Items listed in a dataset
----
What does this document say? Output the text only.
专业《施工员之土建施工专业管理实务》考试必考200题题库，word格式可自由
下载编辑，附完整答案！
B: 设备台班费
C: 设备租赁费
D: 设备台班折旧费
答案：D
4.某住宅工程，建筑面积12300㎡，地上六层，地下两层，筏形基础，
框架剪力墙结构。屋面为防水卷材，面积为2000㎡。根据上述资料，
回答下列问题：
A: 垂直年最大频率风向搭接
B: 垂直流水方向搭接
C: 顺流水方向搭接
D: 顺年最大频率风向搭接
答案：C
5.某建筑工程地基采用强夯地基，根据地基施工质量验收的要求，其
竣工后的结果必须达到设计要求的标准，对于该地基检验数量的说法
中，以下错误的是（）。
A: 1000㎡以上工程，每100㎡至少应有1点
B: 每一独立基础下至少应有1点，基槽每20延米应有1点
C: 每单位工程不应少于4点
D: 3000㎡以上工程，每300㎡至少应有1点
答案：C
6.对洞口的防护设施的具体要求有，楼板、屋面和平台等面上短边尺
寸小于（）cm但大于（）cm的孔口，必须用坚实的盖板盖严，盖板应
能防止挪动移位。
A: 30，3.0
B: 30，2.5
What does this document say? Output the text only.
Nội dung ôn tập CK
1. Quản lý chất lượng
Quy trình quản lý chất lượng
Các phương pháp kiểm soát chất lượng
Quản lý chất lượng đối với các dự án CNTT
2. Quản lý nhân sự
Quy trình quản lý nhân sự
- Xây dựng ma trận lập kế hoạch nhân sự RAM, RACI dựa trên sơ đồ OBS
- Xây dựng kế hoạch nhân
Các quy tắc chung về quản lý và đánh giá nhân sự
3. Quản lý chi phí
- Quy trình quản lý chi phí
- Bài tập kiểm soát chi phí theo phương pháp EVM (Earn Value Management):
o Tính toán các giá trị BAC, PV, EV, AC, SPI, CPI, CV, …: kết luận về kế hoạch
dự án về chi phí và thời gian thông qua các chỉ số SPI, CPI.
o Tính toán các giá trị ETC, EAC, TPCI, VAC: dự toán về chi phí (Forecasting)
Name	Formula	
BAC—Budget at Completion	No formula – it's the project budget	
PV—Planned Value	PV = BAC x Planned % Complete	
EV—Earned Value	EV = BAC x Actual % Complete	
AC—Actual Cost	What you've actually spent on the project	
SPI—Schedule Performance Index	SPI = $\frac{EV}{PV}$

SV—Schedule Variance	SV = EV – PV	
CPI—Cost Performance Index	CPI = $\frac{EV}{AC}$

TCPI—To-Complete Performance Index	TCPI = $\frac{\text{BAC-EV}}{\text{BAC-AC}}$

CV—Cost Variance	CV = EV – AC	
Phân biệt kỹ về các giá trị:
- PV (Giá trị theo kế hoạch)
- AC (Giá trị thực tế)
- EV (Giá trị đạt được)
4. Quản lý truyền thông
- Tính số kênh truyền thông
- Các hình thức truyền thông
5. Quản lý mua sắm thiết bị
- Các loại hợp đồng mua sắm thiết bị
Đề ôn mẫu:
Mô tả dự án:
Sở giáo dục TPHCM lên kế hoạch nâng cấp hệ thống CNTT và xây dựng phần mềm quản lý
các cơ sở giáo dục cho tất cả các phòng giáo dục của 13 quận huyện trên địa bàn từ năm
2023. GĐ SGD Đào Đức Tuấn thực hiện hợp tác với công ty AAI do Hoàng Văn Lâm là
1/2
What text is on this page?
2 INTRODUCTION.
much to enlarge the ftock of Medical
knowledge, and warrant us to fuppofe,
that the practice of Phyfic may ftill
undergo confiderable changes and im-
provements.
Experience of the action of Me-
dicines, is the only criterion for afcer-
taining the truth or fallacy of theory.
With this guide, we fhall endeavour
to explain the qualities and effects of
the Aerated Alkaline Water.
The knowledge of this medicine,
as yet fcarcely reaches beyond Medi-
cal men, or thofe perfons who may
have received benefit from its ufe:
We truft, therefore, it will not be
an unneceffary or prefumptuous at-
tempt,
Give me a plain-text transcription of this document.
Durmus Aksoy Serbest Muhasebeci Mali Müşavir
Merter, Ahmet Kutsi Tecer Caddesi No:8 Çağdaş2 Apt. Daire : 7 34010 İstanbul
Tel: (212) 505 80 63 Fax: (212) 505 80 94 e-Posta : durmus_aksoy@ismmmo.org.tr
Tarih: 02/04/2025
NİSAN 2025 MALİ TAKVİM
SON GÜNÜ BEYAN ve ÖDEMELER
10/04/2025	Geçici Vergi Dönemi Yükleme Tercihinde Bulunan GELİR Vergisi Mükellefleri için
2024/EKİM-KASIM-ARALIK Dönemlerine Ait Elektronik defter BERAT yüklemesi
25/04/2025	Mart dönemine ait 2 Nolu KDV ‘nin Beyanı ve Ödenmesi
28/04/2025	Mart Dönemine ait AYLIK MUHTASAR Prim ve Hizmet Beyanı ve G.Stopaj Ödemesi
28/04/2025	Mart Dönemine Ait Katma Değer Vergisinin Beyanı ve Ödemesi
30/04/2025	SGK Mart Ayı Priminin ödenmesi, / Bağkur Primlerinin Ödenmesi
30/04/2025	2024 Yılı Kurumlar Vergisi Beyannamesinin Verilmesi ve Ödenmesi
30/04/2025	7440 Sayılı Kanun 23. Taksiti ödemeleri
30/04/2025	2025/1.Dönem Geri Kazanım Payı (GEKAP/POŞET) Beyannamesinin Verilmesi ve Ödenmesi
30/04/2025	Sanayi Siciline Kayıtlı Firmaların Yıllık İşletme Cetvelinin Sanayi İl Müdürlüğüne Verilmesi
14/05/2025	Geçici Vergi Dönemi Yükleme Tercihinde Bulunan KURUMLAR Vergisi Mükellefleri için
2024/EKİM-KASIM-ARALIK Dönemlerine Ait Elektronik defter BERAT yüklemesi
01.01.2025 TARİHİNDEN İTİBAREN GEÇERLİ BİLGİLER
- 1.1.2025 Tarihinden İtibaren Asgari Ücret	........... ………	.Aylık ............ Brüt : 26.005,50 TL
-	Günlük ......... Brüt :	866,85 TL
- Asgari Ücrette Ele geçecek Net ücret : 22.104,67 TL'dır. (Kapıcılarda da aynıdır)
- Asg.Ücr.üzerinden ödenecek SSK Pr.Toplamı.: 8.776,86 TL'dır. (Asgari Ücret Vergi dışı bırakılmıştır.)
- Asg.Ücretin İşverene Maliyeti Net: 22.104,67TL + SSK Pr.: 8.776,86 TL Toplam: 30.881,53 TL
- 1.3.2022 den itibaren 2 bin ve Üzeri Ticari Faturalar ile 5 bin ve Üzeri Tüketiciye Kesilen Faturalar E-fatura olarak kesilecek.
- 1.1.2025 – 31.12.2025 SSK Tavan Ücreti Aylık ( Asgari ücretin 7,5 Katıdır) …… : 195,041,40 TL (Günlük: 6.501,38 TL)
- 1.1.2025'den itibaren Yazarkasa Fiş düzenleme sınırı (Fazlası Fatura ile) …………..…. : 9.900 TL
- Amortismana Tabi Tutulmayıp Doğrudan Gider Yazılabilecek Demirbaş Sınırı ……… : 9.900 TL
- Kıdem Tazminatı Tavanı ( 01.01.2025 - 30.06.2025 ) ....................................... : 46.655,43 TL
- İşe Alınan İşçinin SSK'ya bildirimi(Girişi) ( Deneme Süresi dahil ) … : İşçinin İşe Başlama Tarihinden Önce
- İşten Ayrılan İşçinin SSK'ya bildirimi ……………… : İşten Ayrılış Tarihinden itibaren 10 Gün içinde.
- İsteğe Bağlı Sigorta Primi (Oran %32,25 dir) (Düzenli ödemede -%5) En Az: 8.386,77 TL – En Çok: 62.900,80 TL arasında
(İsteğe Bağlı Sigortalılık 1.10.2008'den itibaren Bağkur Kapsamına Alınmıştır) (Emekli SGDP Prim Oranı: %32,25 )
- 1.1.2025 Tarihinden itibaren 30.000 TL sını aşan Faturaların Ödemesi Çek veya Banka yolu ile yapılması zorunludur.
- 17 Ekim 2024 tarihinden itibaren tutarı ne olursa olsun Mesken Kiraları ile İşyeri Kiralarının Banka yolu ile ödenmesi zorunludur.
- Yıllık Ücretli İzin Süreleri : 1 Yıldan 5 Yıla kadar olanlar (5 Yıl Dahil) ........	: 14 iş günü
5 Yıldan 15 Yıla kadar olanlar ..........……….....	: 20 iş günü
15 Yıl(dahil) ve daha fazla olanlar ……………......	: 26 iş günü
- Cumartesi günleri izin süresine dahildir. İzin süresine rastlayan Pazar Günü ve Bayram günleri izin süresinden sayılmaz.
----
STATED TASK: Report only how many lines in the entries contain "Bulunan".

RESULT OF THE TASK: 2